> _Exercise_
Take the material below and retype it in full; pictures are left out.

|---|

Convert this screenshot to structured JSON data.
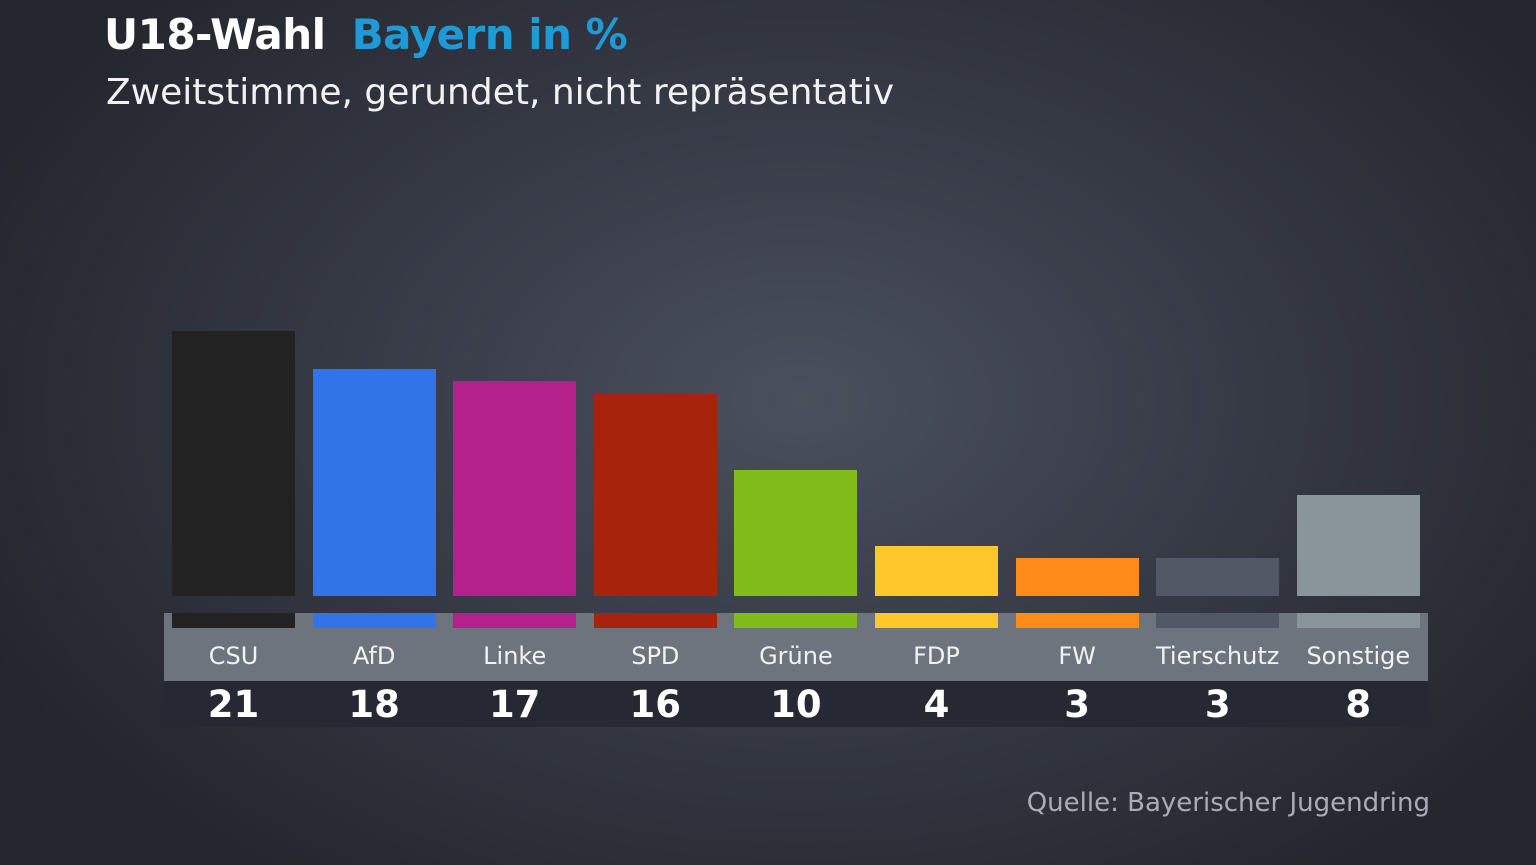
{
  "header": {
    "title": "U18-Wahl",
    "title_accent": "Bayern in %",
    "accent_color": "#1e9bd7",
    "subtitle": "Zweitstimme, gerundet, nicht repräsentativ"
  },
  "footer": {
    "source": "Quelle: Bayerischer Jugendring"
  },
  "chart_data": {
    "type": "bar",
    "title": "U18-Wahl Bayern in %",
    "subtitle": "Zweitstimme, gerundet, nicht repräsentativ",
    "unit": "%",
    "categories": [
      "CSU",
      "AfD",
      "Linke",
      "SPD",
      "Grüne",
      "FDP",
      "FW",
      "Tierschutz",
      "Sonstige"
    ],
    "values": [
      21,
      18,
      17,
      16,
      10,
      4,
      3,
      3,
      8
    ],
    "colors": [
      "#222222",
      "#3174e8",
      "#b5218a",
      "#a8230b",
      "#80bd1a",
      "#ffc72c",
      "#ff8c1a",
      "#535867",
      "#8a959b"
    ],
    "grid": false,
    "legend": "none"
  }
}
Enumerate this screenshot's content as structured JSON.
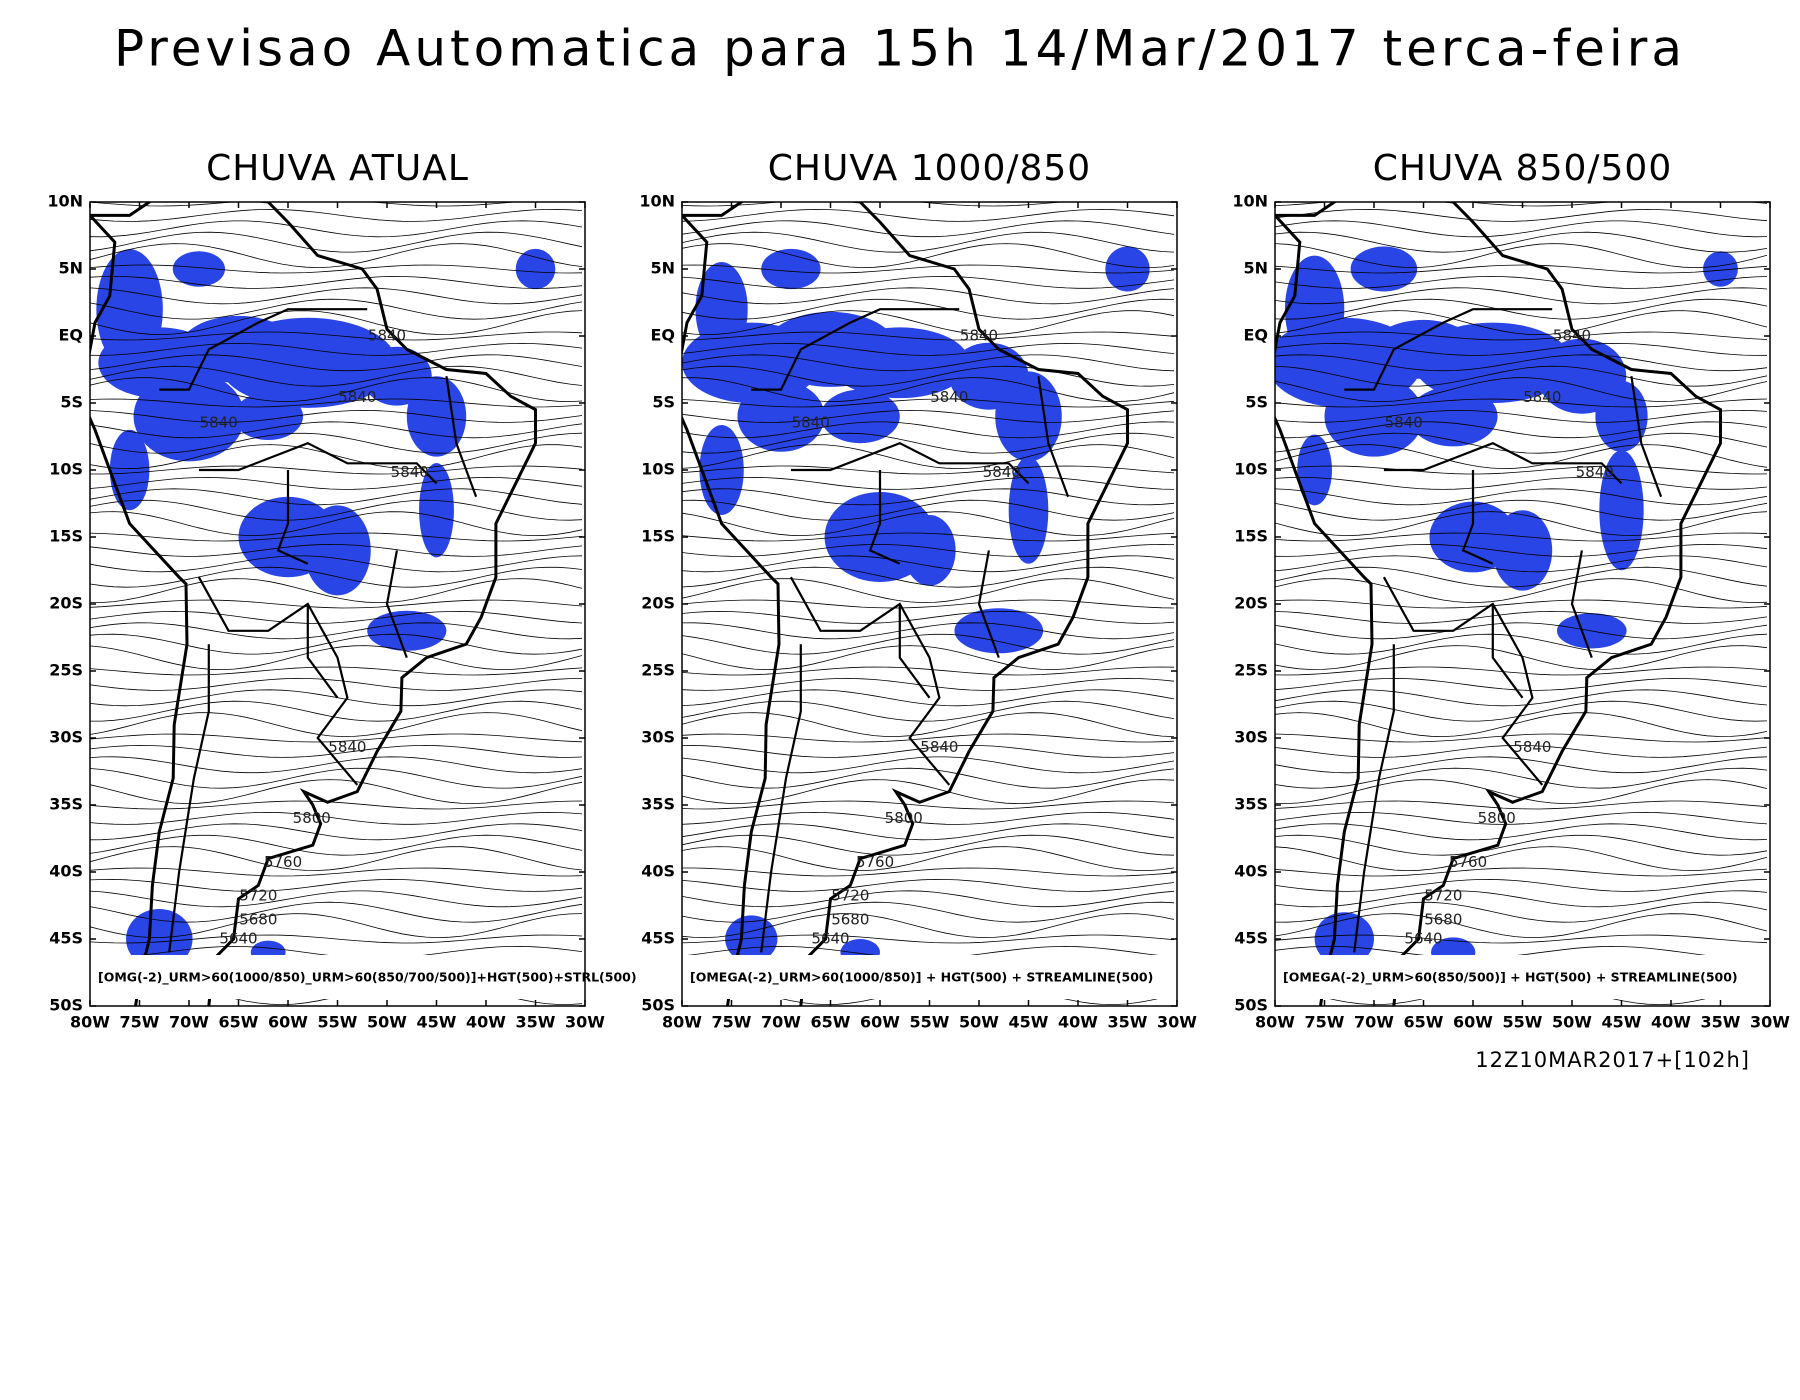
{
  "title": "Previsao Automatica para 15h 14/Mar/2017 terca-feira",
  "axes": {
    "xlim": [
      -80,
      -30
    ],
    "ylim": [
      -50,
      10
    ],
    "xticks": [
      {
        "value": -80,
        "label": "80W"
      },
      {
        "value": -75,
        "label": "75W"
      },
      {
        "value": -70,
        "label": "70W"
      },
      {
        "value": -65,
        "label": "65W"
      },
      {
        "value": -60,
        "label": "60W"
      },
      {
        "value": -55,
        "label": "55W"
      },
      {
        "value": -50,
        "label": "50W"
      },
      {
        "value": -45,
        "label": "45W"
      },
      {
        "value": -40,
        "label": "40W"
      },
      {
        "value": -35,
        "label": "35W"
      },
      {
        "value": -30,
        "label": "30W"
      }
    ],
    "yticks": [
      {
        "value": 10,
        "label": "10N"
      },
      {
        "value": 5,
        "label": "5N"
      },
      {
        "value": 0,
        "label": "EQ"
      },
      {
        "value": -5,
        "label": "5S"
      },
      {
        "value": -10,
        "label": "10S"
      },
      {
        "value": -15,
        "label": "15S"
      },
      {
        "value": -20,
        "label": "20S"
      },
      {
        "value": -25,
        "label": "25S"
      },
      {
        "value": -30,
        "label": "30S"
      },
      {
        "value": -35,
        "label": "35S"
      },
      {
        "value": -40,
        "label": "40S"
      },
      {
        "value": -45,
        "label": "45S"
      },
      {
        "value": -50,
        "label": "50S"
      }
    ]
  },
  "panels": [
    {
      "title": "CHUVA ATUAL",
      "caption": "[OMG(-2)_URM>60(1000/850)_URM>60(850/700/500)]+HGT(500)+STRL(500)",
      "contour_labels": [
        "5840",
        "5840",
        "5840",
        "5840",
        "5840",
        "5800",
        "5760",
        "5720",
        "5680",
        "5640"
      ]
    },
    {
      "title": "CHUVA 1000/850",
      "caption": "[OMEGA(-2)_URM>60(1000/850)] + HGT(500) + STREAMLINE(500)",
      "contour_labels": [
        "5840",
        "5840",
        "5840",
        "5840",
        "5840",
        "5800",
        "5760",
        "5720",
        "5680",
        "5640"
      ]
    },
    {
      "title": "CHUVA 850/500",
      "caption": "[OMEGA(-2)_URM>60(850/500)] + HGT(500) + STREAMLINE(500)",
      "contour_labels": [
        "5840",
        "5840",
        "5840",
        "5840",
        "5840",
        "5800",
        "5760",
        "5720",
        "5680",
        "5640"
      ]
    }
  ],
  "footer": "12Z10MAR2017+[102h]"
}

|---|

> _The result_
Convert this screenshot to structured JSON data.
{
  "header": {
    "title": "U18-Wahl",
    "title_accent": "Bayern in %",
    "accent_color": "#1e9bd7",
    "subtitle": "Zweitstimme, gerundet, nicht repräsentativ"
  },
  "footer": {
    "source": "Quelle: Bayerischer Jugendring"
  },
  "chart_data": {
    "type": "bar",
    "title": "U18-Wahl Bayern in %",
    "subtitle": "Zweitstimme, gerundet, nicht repräsentativ",
    "unit": "%",
    "categories": [
      "CSU",
      "AfD",
      "Linke",
      "SPD",
      "Grüne",
      "FDP",
      "FW",
      "Tierschutz",
      "Sonstige"
    ],
    "values": [
      21,
      18,
      17,
      16,
      10,
      4,
      3,
      3,
      8
    ],
    "colors": [
      "#222222",
      "#3174e8",
      "#b5218a",
      "#a8230b",
      "#80bd1a",
      "#ffc72c",
      "#ff8c1a",
      "#535867",
      "#8a959b"
    ],
    "grid": false,
    "legend": "none"
  }
}
Enumerate this screenshot's content as structured JSON.
{
  "title": "Previsao Automatica para 15h 14/Mar/2017 terca-feira",
  "axes": {
    "xlim": [
      -80,
      -30
    ],
    "ylim": [
      -50,
      10
    ],
    "xticks": [
      {
        "value": -80,
        "label": "80W"
      },
      {
        "value": -75,
        "label": "75W"
      },
      {
        "value": -70,
        "label": "70W"
      },
      {
        "value": -65,
        "label": "65W"
      },
      {
        "value": -60,
        "label": "60W"
      },
      {
        "value": -55,
        "label": "55W"
      },
      {
        "value": -50,
        "label": "50W"
      },
      {
        "value": -45,
        "label": "45W"
      },
      {
        "value": -40,
        "label": "40W"
      },
      {
        "value": -35,
        "label": "35W"
      },
      {
        "value": -30,
        "label": "30W"
      }
    ],
    "yticks": [
      {
        "value": 10,
        "label": "10N"
      },
      {
        "value": 5,
        "label": "5N"
      },
      {
        "value": 0,
        "label": "EQ"
      },
      {
        "value": -5,
        "label": "5S"
      },
      {
        "value": -10,
        "label": "10S"
      },
      {
        "value": -15,
        "label": "15S"
      },
      {
        "value": -20,
        "label": "20S"
      },
      {
        "value": -25,
        "label": "25S"
      },
      {
        "value": -30,
        "label": "30S"
      },
      {
        "value": -35,
        "label": "35S"
      },
      {
        "value": -40,
        "label": "40S"
      },
      {
        "value": -45,
        "label": "45S"
      },
      {
        "value": -50,
        "label": "50S"
      }
    ]
  },
  "panels": [
    {
      "title": "CHUVA ATUAL",
      "caption": "[OMG(-2)_URM>60(1000/850)_URM>60(850/700/500)]+HGT(500)+STRL(500)",
      "contour_labels": [
        "5840",
        "5840",
        "5840",
        "5840",
        "5840",
        "5800",
        "5760",
        "5720",
        "5680",
        "5640"
      ]
    },
    {
      "title": "CHUVA 1000/850",
      "caption": "[OMEGA(-2)_URM>60(1000/850)] + HGT(500) + STREAMLINE(500)",
      "contour_labels": [
        "5840",
        "5840",
        "5840",
        "5840",
        "5840",
        "5800",
        "5760",
        "5720",
        "5680",
        "5640"
      ]
    },
    {
      "title": "CHUVA 850/500",
      "caption": "[OMEGA(-2)_URM>60(850/500)] + HGT(500) + STREAMLINE(500)",
      "contour_labels": [
        "5840",
        "5840",
        "5840",
        "5840",
        "5840",
        "5800",
        "5760",
        "5720",
        "5680",
        "5640"
      ]
    }
  ],
  "footer": "12Z10MAR2017+[102h]"
}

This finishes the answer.